PROBLEM REQUIREMENTS: Scan the data. Collect each line that contains the word "service".

RECORDS:

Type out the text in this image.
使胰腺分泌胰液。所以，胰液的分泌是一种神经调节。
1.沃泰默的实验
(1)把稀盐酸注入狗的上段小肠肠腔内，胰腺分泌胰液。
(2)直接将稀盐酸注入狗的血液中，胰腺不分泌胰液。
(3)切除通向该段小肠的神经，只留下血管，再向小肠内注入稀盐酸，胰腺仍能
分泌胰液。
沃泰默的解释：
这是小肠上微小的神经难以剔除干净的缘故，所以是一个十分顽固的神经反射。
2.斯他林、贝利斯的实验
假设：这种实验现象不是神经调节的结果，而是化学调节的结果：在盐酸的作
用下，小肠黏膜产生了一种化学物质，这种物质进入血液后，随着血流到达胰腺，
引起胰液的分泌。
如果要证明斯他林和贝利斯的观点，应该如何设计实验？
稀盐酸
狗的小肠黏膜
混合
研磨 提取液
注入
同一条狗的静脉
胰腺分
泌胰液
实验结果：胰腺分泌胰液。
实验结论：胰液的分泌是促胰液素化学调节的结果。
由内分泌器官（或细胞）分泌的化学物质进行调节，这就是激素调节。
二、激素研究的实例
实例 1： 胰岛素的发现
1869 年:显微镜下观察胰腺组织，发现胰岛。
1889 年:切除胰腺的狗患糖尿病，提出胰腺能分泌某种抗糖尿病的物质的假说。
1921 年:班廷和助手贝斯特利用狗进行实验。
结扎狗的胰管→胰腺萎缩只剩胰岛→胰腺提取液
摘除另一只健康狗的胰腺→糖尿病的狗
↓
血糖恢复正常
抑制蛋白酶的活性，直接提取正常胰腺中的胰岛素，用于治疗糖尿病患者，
==
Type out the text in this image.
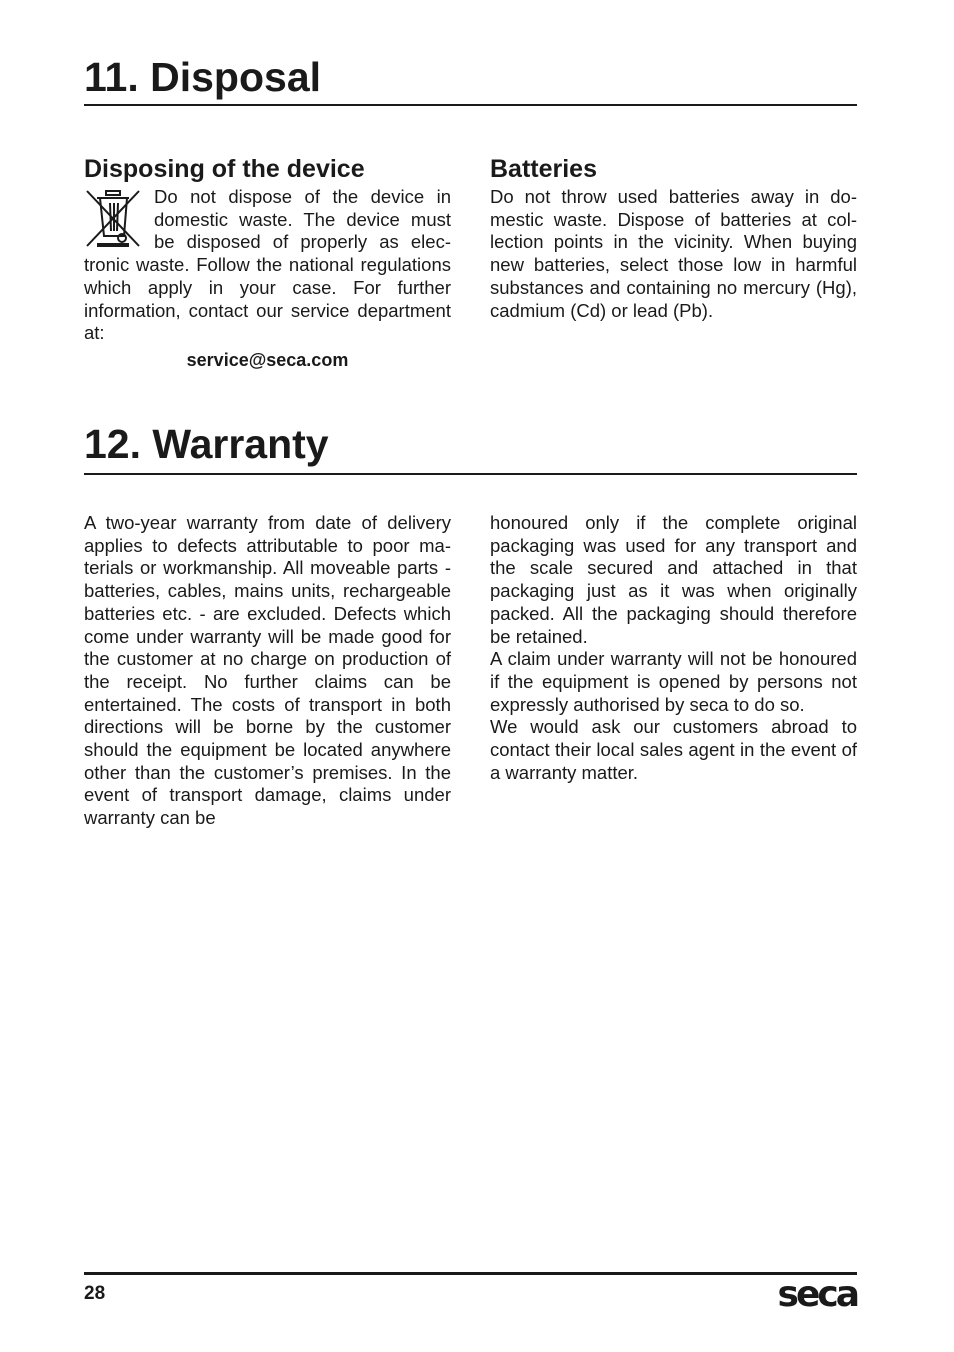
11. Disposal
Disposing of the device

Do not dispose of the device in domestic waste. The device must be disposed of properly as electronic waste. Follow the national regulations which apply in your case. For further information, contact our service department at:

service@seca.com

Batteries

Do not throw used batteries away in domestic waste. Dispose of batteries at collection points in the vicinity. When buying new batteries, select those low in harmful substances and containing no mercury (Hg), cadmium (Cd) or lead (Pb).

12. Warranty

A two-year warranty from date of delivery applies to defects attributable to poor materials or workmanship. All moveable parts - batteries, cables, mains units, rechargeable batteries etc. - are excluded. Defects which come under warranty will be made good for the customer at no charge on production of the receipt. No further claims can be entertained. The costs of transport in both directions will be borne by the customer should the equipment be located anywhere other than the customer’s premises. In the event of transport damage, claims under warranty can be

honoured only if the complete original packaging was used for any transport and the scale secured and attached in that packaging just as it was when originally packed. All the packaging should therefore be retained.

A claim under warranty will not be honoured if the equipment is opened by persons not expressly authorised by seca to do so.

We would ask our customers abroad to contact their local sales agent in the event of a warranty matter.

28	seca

OUTPUT BELOW:
Do not dispose of the device in domestic waste. The device must be disposed of properly as electronic waste. Follow the national regulations which apply in your case. For further information, contact our service department at:
service@seca.com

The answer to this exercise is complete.